BEGIN RECORDS FOR THIS EXERCISE

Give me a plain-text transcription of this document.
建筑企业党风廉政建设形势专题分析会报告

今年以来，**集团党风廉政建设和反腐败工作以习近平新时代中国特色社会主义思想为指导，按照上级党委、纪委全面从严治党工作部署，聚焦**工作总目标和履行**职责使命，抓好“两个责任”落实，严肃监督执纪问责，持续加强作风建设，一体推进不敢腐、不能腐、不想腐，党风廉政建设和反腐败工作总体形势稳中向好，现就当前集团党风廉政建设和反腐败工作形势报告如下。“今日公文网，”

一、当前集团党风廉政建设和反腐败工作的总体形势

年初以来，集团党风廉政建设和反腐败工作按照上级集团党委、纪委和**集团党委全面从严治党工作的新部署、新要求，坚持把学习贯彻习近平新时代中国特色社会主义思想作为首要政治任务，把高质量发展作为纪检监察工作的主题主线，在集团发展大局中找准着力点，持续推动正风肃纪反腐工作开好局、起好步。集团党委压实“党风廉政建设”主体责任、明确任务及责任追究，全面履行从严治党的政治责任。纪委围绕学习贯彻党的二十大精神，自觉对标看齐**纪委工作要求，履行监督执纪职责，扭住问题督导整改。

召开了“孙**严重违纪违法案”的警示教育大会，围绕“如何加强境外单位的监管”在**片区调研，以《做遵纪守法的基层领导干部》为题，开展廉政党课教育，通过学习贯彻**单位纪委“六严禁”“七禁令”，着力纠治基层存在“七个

END RECORDS FOR THIS EXERCISE

# OBJECTIVE:
The records above are to be repeated exactly, in their entirety.

# EXPECTED ANSWER:
Give me a plain-text transcription of this document.
建筑企业党风廉政建设形势专题分析会报告

今年以来，**集团党风廉政建设和反腐败工作以习近平新时代中国特色社会主义思想为指导，按照上级党委、纪委全面从严治党工作部署，聚焦**工作总目标和履行**职责使命，抓好“两个责任”落实，严肃监督执纪问责，持续加强作风建设，一体推进不敢腐、不能腐、不想腐，党风廉政建设和反腐败工作总体形势稳中向好，现就当前集团党风廉政建设和反腐败工作形势报告如下。“今日公文网，”

一、当前集团党风廉政建设和反腐败工作的总体形势

年初以来，集团党风廉政建设和反腐败工作按照上级集团党委、纪委和**集团党委全面从严治党工作的新部署、新要求，坚持把学习贯彻习近平新时代中国特色社会主义思想作为首要政治任务，把高质量发展作为纪检监察工作的主题主线，在集团发展大局中找准着力点，持续推动正风肃纪反腐工作开好局、起好步。集团党委压实“党风廉政建设”主体责任、明确任务及责任追究，全面履行从严治党的政治责任。纪委围绕学习贯彻党的二十大精神，自觉对标看齐**纪委工作要求，履行监督执纪职责，扭住问题督导整改。

召开了“孙**严重违纪违法案”的警示教育大会，围绕“如何加强境外单位的监管”在**片区调研，以《做遵纪守法的基层领导干部》为题，开展廉政党课教育，通过学习贯彻**单位纪委“六严禁”“七禁令”，着力纠治基层存在“七个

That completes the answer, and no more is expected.